▸ **SOURCE MATERIAL**:
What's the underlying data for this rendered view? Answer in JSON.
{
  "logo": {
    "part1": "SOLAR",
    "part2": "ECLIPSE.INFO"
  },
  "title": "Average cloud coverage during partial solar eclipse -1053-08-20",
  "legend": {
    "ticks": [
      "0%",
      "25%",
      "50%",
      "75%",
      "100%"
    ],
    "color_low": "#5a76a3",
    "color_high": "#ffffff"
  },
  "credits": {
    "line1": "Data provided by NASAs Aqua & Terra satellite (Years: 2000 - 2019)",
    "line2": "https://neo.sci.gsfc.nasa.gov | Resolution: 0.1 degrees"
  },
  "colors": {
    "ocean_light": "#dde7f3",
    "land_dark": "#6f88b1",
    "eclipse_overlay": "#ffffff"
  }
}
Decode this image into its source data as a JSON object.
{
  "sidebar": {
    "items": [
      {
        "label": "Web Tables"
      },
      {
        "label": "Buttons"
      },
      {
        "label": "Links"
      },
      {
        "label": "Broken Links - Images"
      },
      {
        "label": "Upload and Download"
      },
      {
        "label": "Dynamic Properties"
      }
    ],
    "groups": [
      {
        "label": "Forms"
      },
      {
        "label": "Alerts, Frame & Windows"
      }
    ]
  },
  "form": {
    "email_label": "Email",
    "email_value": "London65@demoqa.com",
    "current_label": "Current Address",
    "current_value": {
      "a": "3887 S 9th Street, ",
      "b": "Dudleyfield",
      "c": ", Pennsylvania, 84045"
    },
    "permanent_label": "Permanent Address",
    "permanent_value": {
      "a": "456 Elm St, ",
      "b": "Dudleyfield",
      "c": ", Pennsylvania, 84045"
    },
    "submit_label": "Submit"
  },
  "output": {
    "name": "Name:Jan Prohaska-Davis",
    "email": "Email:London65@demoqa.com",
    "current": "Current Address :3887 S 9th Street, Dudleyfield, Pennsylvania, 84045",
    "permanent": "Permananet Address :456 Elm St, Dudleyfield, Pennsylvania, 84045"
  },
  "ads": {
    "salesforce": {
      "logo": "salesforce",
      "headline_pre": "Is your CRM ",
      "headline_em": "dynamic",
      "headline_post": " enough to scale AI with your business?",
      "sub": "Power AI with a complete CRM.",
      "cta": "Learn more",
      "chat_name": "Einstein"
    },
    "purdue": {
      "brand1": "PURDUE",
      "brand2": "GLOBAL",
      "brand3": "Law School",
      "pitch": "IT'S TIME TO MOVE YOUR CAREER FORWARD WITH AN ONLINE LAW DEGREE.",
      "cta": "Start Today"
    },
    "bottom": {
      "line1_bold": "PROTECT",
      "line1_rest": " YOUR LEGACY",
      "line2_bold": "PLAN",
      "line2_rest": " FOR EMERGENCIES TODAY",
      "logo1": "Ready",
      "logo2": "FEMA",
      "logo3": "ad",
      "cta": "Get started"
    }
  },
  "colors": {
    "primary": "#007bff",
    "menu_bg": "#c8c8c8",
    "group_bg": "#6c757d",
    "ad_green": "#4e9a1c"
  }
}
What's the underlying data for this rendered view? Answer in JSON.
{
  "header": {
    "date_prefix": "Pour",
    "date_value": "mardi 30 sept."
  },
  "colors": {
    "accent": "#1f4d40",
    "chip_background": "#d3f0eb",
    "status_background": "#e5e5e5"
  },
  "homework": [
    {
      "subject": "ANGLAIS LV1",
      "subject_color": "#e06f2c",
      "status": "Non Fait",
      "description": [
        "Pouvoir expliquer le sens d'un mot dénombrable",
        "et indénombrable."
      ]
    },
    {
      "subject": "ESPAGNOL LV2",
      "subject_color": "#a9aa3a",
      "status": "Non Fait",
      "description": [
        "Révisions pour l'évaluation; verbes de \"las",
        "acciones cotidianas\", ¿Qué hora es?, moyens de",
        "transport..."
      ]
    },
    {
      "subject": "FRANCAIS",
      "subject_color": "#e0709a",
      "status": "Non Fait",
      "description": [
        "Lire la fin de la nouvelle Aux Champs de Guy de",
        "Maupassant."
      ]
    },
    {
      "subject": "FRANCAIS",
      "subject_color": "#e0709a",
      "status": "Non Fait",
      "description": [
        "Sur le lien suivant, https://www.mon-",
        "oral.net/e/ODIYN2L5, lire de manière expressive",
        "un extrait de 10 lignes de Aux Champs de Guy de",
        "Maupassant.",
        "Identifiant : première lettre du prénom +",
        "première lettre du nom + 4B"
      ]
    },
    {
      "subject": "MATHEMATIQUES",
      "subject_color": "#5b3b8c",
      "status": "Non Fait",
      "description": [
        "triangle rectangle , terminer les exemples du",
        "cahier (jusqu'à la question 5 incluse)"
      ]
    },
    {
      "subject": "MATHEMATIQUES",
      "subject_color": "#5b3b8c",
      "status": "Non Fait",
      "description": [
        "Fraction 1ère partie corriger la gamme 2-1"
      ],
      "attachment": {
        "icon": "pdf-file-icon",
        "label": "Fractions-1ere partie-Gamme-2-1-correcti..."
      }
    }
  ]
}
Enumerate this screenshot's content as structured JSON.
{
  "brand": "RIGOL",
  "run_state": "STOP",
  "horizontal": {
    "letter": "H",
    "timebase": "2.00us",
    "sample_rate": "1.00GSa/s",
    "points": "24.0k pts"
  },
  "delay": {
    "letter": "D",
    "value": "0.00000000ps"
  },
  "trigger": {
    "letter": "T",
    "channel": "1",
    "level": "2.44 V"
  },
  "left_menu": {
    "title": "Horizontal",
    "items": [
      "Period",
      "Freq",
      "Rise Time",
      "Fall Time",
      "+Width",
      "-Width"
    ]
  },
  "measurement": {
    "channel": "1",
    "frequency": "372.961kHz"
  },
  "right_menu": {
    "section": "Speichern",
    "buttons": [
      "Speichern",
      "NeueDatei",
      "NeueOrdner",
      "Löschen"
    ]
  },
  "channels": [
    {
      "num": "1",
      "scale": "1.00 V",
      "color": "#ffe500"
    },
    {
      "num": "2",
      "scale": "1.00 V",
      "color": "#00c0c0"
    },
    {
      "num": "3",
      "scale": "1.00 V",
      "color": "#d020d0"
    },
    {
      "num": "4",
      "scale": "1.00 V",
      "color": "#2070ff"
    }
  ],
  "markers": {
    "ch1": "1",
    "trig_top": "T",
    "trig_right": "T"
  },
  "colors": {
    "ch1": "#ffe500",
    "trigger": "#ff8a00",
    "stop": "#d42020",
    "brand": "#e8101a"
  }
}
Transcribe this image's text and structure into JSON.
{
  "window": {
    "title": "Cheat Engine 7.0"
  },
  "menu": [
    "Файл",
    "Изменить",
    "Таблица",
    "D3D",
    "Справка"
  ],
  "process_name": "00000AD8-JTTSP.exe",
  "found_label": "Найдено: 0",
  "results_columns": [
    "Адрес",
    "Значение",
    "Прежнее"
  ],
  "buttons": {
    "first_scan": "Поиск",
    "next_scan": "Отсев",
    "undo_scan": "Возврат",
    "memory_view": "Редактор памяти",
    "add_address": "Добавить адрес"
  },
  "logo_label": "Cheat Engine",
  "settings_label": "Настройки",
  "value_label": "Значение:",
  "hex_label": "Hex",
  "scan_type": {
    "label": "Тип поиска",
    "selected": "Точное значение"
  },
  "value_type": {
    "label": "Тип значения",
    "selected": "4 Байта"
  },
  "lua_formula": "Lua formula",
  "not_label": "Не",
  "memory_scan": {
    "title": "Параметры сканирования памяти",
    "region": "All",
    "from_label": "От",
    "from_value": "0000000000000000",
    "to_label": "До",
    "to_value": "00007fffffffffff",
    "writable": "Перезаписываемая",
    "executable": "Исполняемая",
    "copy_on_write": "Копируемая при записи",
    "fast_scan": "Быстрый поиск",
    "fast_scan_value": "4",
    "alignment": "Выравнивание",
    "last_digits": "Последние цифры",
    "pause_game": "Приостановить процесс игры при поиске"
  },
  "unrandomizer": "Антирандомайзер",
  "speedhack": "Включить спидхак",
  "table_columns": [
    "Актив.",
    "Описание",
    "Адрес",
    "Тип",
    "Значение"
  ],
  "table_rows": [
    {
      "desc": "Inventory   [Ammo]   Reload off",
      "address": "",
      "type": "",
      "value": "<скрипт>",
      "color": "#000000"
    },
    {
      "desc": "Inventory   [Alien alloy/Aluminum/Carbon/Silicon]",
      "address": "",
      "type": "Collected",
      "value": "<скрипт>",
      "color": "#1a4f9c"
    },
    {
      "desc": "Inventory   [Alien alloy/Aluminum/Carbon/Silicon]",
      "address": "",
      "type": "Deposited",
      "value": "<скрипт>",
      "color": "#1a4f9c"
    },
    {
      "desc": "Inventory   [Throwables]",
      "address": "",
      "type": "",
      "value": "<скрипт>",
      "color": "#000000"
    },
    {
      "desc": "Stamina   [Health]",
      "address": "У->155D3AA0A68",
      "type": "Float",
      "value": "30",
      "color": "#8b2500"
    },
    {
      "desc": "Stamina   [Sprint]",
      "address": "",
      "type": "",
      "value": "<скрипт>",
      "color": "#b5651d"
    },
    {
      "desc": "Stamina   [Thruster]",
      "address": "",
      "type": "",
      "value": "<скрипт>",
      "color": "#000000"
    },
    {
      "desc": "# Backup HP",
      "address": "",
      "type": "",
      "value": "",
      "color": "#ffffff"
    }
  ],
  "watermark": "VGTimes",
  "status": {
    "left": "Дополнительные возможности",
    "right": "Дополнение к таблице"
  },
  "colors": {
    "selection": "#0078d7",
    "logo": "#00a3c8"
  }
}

▸ **DO THIS**: In the listing, find every line with the word "Engine" and state how many there are, nothing more.

▸ **SOLUTION TO THIS EXERCISE**: 2